Read the records and write them out again exactly.

RECORDS SHOWN:
-- START --
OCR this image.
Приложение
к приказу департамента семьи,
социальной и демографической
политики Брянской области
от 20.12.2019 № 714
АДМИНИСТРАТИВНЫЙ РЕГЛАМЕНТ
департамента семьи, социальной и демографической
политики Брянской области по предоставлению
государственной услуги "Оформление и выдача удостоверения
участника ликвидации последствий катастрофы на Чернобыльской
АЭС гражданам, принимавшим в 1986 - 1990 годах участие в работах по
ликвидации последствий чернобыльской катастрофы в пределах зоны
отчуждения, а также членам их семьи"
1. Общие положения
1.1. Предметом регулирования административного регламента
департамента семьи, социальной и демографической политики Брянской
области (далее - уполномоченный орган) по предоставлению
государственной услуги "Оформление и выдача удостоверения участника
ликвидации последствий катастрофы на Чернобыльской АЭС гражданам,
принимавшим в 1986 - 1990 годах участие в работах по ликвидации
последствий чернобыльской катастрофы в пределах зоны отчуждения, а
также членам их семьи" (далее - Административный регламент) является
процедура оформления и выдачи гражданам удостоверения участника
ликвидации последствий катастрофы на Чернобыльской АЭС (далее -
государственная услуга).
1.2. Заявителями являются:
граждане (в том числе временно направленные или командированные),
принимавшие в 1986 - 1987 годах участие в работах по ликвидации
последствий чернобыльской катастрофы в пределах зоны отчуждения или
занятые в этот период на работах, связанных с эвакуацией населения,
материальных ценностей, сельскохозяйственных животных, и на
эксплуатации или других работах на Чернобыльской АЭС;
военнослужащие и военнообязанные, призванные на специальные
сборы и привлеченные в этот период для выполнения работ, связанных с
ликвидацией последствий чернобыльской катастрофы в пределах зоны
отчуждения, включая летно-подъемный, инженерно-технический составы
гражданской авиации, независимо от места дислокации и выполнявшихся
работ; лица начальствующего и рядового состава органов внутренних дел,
-- END --
EXERCISE OUTPUT:
OCR this image.
Приложение
к приказу департамента семьи,
социальной и демографической
политики Брянской области
от 20.12.2019 № 714
АДМИНИСТРАТИВНЫЙ РЕГЛАМЕНТ
департамента семьи, социальной и демографической
политики Брянской области по предоставлению
государственной услуги "Оформление и выдача удостоверения
участника ликвидации последствий катастрофы на Чернобыльской
АЭС гражданам, принимавшим в 1986 - 1990 годах участие в работах по
ликвидации последствий чернобыльской катастрофы в пределах зоны
отчуждения, а также членам их семьи"
1. Общие положения
1.1. Предметом регулирования административного регламента
департамента семьи, социальной и демографической политики Брянской
области (далее - уполномоченный орган) по предоставлению
государственной услуги "Оформление и выдача удостоверения участника
ликвидации последствий катастрофы на Чернобыльской АЭС гражданам,
принимавшим в 1986 - 1990 годах участие в работах по ликвидации
последствий чернобыльской катастрофы в пределах зоны отчуждения, а
также членам их семьи" (далее - Административный регламент) является
процедура оформления и выдачи гражданам удостоверения участника
ликвидации последствий катастрофы на Чернобыльской АЭС (далее -
государственная услуга).
1.2. Заявителями являются:
граждане (в том числе временно направленные или командированные),
принимавшие в 1986 - 1987 годах участие в работах по ликвидации
последствий чернобыльской катастрофы в пределах зоны отчуждения или
занятые в этот период на работах, связанных с эвакуацией населения,
материальных ценностей, сельскохозяйственных животных, и на
эксплуатации или других работах на Чернобыльской АЭС;
военнослужащие и военнообязанные, призванные на специальные
сборы и привлеченные в этот период для выполнения работ, связанных с
ликвидацией последствий чернобыльской катастрофы в пределах зоны
отчуждения, включая летно-подъемный, инженерно-технический составы
гражданской авиации, независимо от места дислокации и выполнявшихся
работ; лица начальствующего и рядового состава органов внутренних дел,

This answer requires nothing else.